Check every line below for the word "screenshot" and copy the ones that have it.

============

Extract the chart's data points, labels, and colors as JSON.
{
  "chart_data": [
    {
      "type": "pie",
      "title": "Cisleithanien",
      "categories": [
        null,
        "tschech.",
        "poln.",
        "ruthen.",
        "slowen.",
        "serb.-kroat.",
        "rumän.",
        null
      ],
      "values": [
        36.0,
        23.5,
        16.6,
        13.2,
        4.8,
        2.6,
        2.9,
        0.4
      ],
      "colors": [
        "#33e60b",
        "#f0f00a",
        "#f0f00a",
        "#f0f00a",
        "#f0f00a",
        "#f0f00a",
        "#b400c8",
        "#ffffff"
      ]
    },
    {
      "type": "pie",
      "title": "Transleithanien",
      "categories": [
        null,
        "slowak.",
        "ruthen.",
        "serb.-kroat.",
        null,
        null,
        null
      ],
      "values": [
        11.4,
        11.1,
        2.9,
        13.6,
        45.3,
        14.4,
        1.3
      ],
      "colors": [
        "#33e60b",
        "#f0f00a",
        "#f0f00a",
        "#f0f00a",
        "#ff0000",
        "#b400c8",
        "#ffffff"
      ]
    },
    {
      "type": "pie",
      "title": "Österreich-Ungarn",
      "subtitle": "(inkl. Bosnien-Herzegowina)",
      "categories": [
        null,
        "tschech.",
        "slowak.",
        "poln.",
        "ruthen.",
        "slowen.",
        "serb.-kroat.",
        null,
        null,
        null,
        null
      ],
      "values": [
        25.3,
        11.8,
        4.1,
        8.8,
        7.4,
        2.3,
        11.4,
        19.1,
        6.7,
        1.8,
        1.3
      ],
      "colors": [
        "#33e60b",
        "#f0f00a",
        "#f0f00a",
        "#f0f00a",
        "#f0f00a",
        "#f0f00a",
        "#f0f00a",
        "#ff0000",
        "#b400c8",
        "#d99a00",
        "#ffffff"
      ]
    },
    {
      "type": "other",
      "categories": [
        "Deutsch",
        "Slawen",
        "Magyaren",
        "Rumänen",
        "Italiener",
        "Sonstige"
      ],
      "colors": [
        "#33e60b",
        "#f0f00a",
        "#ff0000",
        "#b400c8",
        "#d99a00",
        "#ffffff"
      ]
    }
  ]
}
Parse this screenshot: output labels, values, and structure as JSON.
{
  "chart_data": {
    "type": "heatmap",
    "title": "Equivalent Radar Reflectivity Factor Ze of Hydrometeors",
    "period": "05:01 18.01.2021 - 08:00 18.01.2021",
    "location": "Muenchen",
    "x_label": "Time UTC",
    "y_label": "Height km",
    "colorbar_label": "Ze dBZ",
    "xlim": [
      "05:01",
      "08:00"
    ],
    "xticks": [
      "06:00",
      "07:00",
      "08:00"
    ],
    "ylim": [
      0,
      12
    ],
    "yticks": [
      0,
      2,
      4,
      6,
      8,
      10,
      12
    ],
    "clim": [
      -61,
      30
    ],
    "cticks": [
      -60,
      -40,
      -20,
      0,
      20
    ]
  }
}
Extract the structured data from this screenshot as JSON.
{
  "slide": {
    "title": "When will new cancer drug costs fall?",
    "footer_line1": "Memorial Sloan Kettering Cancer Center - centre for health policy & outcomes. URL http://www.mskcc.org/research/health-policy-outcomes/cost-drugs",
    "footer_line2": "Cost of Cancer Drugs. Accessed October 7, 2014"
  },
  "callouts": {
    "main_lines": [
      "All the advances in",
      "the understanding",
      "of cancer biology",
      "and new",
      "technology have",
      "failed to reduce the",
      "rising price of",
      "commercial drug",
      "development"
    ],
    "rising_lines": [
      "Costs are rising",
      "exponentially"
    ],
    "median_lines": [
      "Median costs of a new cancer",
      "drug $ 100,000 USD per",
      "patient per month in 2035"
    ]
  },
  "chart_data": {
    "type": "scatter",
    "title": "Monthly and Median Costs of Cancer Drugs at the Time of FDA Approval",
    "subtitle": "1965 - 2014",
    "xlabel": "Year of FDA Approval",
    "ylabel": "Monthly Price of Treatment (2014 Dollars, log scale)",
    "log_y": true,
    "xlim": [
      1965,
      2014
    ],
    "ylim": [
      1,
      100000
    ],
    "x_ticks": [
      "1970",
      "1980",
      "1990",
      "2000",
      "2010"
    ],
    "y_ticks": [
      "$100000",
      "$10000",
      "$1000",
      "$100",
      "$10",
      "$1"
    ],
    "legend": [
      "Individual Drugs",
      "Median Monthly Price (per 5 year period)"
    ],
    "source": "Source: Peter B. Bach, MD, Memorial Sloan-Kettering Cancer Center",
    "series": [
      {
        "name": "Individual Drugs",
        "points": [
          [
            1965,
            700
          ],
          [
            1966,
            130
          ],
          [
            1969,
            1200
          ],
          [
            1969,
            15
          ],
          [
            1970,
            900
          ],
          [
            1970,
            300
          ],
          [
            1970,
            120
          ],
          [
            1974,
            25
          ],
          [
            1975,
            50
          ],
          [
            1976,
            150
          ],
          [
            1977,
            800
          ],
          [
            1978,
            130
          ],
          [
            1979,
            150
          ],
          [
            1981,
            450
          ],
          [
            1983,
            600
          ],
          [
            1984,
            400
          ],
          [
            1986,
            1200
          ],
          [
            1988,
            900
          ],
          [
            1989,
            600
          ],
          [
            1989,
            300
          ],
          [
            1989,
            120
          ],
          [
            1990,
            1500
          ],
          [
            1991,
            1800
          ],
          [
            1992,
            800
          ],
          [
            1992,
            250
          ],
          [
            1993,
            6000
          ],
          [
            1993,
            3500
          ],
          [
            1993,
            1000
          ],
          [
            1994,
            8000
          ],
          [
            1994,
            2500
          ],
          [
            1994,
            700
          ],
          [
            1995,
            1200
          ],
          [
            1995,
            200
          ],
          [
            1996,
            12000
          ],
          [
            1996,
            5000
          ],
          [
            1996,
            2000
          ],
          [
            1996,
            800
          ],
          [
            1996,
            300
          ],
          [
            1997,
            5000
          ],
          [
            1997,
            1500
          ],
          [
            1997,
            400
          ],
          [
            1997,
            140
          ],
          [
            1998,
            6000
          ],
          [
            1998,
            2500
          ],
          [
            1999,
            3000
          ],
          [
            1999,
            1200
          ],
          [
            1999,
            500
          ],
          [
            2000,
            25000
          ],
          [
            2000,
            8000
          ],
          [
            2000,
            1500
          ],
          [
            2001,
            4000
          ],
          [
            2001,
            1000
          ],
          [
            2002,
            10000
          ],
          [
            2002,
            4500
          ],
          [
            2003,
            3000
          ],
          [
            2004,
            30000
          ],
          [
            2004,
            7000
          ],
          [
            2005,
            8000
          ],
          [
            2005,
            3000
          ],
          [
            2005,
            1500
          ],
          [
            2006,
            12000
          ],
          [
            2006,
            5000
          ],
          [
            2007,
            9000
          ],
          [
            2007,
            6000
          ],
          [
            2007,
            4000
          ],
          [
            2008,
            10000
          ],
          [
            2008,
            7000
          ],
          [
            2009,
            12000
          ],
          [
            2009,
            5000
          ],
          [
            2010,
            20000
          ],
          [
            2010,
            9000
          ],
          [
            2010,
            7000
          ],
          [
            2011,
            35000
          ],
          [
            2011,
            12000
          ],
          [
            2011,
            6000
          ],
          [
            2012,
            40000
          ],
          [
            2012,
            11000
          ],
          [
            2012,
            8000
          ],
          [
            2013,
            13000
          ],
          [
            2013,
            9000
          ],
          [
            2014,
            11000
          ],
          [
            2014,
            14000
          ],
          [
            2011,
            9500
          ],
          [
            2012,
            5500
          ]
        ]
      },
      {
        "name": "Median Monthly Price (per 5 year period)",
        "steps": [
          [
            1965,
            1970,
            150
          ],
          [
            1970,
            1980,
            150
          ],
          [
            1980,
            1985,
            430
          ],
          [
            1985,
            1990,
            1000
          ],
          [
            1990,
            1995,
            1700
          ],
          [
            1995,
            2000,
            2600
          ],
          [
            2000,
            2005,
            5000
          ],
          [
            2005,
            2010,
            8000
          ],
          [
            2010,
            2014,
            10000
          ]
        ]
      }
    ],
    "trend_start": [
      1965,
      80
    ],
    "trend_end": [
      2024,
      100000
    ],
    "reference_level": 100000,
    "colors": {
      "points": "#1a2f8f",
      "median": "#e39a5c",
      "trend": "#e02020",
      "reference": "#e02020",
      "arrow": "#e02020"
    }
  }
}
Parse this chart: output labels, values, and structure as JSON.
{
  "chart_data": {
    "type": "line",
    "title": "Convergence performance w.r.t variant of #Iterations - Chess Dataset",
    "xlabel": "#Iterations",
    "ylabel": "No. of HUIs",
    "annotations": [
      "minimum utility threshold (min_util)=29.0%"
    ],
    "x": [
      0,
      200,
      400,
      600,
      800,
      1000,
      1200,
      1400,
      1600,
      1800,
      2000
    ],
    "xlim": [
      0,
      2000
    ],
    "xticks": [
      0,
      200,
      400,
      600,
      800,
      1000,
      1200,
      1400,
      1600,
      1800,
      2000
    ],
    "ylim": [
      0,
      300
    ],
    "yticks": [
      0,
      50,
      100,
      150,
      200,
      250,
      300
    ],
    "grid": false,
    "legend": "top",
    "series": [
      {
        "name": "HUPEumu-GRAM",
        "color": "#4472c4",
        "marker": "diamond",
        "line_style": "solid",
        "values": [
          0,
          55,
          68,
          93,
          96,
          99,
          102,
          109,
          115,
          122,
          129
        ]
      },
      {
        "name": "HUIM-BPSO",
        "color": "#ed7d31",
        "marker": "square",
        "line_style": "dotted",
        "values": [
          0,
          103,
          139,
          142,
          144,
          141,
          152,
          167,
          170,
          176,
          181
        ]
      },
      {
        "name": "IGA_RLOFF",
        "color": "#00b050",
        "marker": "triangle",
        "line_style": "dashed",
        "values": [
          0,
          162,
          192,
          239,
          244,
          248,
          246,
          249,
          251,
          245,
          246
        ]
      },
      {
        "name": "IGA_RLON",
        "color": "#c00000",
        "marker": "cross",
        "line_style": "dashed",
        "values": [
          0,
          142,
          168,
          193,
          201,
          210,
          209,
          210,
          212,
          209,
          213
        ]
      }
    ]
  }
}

============

# Worked solution
Parse this screenshot: output labels, values, and structure as JSON.
Extract the structured data from this screenshot as JSON.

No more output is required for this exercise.